Mängel bei den vom VEB TRO Berlin produzierten Transformatoren
22. Oktober 1976
Information Nr. 721/76 über die ungenügende Verfügbarkeit der im VEB Transformatorenwerk »Karl Liebknecht« Berlin (TRO) hergestellten regelbaren Block- und Netztransformatoren
Das MfS untersuchte im Zusammenwirken mit Fachexperten die am 29. Mai 1976 aufgetretene Transformatorenhavarie im VEB Kernkraftwerk »Bruno Leuschner« (KKW). Im Verlaufe dieser Untersuchungen wurde festgestellt, dass die vom VEB TRO produzierten regelbaren Block- und Netztransformatoren, die in Kraft- und Umspannwerken der DDR und des Auslandes eingesetzt werden, infolge konstruktiver Mängel an den Stufenschaltwerken und mangelnder Reparaturkapazitäten eine ungenügende Verfügbarkeit aufweisen.
Am 29. Mai 1976 explodierte im VEB KKW der Lastschalter des Stufenschalters (Typ SCV 1–800-123/245, G 19) im Blocktransformator BT 2 (Typ KDRF/V 250 002/220 E – Nennleistung 250 MVA). Der Stufenschalter befindet sich im Transformatorenkessel und dient zur stufenweisen Regelung der Transformatorenspannung während des Betriebes.
Durch die Explosion mit anschließender Brandfolge wurde der Stufenschalter völlig zerstört und der Transformator schwer beschädigt. Es entstand ein Sachschaden von ca. 500 000 Mark. Da zum Zeitpunkt der Havarie kein Reservetransformator zur Verfügung stand (es gibt in dieser Größenordnung nur einen Reservetrafo, dieser befand sich beim VEB TRO zur Reparatur), wurde im VEB KKW die Generalreparatur am Kraftwerksblock 2 zeitlich vorgezogen und der dadurch freigewordene Blocktransformator als Blocktransformator 2 eingesetzt. Trotzdem entstanden dem VEB KKW Erlösausfälle in Höhe von ca. 5 Mio. Mark.
Zu beachten ist in diesem Zusammenhang die Tatsache, dass der vorgenannte Reservetransformator nach seinem Einsatz im VEB KKW bereits am 13. Oktober 1976 aus bisher noch nicht eindeutig ermittelter Ursache ebenfalls havarierte.
Nach Angaben der Leitung des VEB TRO kann der am 29. Mai 1976 havarierte Blocktransformator nicht vor April 1977 repariert werden. Das würde bedeuten, dass der VEB KKW und das Kraftwerk Thierbach/Leipzig – in dem Blocktransformatoren vom gleichen Typ eingesetzt sind – ohne Reservetransformatoren gefahren werden müssen.
Über den Hergang des Schadensfalles, seine Ursachen und die begünstigenden Bedingungen wurde im Zusammenwirken mit Fachexperten übereinstimmend festgestellt:
Am Generator 2 des Blockes 1 im VEB KKW wurden planmäßig und nach bestätigtem Programm durch den VEB Bergmann-Borsig Berlin Versuche zur Erwärmungsmessung des Generators durchgeführt. Dazu waren zahlreiche Stufungen des Blocktransformators erforderlich.

* _Deine Aufgabe_:
Zieh aus dem Bericht über die Transformatorenmängel die Stelle von „Durch die Explosion“ bis einschließlich „5 Mio. Mark.“ heraus und gib sie wortgetreu wieder.

Listen markierter Bereiche:
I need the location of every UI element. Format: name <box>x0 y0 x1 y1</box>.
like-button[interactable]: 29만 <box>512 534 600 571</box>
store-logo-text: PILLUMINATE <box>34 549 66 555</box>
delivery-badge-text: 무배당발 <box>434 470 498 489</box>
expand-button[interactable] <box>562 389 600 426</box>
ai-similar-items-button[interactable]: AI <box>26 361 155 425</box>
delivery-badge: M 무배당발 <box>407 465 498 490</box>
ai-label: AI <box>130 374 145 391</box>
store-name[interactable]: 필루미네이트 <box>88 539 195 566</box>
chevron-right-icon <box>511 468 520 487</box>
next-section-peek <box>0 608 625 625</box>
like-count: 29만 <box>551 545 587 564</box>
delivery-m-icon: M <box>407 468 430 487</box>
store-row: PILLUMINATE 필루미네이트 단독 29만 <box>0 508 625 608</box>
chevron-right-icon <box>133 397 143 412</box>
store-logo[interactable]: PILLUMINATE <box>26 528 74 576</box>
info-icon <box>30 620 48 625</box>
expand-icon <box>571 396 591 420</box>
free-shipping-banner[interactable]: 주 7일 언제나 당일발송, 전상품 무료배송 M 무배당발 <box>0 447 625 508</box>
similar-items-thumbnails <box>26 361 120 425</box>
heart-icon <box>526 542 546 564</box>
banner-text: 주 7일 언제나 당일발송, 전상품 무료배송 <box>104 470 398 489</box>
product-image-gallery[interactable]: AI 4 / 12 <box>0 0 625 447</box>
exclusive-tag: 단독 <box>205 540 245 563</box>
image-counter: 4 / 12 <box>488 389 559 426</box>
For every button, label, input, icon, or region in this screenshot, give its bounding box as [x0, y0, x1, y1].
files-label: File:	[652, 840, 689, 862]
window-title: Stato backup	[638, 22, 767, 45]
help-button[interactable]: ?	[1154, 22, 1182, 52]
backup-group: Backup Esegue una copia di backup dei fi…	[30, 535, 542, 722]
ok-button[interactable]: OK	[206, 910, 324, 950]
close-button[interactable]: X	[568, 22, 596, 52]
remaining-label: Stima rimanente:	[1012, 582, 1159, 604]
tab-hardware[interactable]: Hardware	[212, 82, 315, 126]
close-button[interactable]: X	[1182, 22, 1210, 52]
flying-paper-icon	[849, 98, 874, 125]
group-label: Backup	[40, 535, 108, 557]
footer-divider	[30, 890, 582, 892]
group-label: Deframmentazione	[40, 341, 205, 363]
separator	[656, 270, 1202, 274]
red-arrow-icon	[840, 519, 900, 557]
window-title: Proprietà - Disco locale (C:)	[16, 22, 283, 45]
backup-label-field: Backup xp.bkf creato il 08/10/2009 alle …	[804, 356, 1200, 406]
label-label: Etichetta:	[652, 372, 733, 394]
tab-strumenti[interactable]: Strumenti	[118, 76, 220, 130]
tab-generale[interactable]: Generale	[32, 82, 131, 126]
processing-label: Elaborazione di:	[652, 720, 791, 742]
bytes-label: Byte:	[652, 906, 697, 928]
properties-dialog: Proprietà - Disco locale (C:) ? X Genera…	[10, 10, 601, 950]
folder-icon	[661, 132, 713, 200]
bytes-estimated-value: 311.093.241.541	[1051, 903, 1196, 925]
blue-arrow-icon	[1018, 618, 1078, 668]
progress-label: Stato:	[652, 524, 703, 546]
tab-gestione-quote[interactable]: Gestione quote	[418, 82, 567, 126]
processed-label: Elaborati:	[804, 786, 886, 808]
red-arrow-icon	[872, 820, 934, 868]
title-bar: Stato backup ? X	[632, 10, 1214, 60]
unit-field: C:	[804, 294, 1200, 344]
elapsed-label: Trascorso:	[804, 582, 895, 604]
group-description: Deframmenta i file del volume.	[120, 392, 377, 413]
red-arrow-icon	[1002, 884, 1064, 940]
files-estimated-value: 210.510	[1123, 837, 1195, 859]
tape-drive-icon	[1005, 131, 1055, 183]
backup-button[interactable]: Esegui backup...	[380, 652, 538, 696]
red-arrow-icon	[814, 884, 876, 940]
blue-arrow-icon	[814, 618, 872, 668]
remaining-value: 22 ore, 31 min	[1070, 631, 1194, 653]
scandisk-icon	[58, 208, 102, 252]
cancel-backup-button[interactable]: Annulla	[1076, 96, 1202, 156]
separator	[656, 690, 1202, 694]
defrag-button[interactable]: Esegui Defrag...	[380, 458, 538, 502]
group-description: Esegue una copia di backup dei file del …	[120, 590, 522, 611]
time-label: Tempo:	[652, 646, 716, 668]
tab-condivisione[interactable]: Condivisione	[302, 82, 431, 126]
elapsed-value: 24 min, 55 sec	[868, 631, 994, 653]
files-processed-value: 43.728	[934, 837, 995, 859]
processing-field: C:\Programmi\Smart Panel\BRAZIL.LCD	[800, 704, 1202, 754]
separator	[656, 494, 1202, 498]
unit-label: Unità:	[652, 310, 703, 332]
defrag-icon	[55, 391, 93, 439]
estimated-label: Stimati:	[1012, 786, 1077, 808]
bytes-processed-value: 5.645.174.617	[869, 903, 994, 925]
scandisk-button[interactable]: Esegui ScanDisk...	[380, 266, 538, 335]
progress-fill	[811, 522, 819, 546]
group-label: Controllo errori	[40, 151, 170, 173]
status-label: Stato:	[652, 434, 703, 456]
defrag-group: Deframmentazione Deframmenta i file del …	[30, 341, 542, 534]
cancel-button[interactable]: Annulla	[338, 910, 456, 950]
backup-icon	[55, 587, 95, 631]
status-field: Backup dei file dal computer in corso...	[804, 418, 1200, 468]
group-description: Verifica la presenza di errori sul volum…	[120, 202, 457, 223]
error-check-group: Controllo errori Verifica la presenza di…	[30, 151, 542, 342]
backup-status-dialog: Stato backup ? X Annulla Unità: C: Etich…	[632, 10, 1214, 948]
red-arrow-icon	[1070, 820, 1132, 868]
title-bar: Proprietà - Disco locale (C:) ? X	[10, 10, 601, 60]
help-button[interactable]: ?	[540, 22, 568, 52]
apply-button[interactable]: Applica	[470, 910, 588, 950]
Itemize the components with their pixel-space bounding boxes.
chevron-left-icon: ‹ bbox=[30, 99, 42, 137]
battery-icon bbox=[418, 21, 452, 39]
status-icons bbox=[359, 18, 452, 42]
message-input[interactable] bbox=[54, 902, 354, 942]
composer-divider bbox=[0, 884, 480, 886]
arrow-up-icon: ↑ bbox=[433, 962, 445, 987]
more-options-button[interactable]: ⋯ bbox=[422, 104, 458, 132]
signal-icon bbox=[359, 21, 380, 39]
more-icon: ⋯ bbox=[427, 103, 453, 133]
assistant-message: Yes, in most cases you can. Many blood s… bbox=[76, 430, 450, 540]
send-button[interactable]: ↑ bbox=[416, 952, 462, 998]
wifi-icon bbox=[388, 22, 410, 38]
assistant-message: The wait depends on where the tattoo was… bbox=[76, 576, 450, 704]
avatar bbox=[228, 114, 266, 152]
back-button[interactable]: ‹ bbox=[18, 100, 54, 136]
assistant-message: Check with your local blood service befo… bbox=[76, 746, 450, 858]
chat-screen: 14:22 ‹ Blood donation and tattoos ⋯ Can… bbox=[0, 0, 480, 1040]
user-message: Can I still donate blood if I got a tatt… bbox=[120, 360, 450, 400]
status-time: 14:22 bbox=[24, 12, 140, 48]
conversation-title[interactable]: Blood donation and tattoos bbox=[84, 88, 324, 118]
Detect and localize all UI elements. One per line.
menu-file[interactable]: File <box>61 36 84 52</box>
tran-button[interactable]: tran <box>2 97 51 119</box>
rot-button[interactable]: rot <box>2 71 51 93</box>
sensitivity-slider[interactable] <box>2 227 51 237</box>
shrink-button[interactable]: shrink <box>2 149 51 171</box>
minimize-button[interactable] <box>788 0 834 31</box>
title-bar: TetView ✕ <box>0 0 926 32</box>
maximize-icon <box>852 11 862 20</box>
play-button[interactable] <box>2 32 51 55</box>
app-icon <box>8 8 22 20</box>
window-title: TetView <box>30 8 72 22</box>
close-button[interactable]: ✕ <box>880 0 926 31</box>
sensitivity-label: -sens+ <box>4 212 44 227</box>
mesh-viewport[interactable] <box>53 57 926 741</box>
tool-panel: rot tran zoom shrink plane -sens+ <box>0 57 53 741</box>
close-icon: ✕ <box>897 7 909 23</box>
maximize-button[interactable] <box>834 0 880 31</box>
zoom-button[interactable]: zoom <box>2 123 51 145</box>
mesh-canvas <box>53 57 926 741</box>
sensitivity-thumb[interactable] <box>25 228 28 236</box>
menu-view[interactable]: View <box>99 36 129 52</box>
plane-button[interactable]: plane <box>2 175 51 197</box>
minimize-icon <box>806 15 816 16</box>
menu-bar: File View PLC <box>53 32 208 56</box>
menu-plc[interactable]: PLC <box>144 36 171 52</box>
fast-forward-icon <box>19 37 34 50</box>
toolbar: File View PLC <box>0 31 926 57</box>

* _Lösung_:
Durch die Explosion mit anschließender Brandfolge wurde der Stufenschalter völlig zerstört und der Transformator schwer beschädigt. Es entstand ein Sachschaden von ca. 500 000 Mark. Da zum Zeitpunkt der Havarie kein Reservetransformator zur Verfügung stand (es gibt in dieser Größenordnung nur einen Reservetrafo, dieser befand sich beim VEB TRO zur Reparatur), wurde im VEB KKW die Generalreparatur am Kraftwerksblock 2 zeitlich vorgezogen und der dadurch freigewordene Blocktransformator als Blocktransformator 2 eingesetzt. Trotzdem entstanden dem VEB KKW Erlösausfälle in Höhe von ca. 5 Mio. Mark.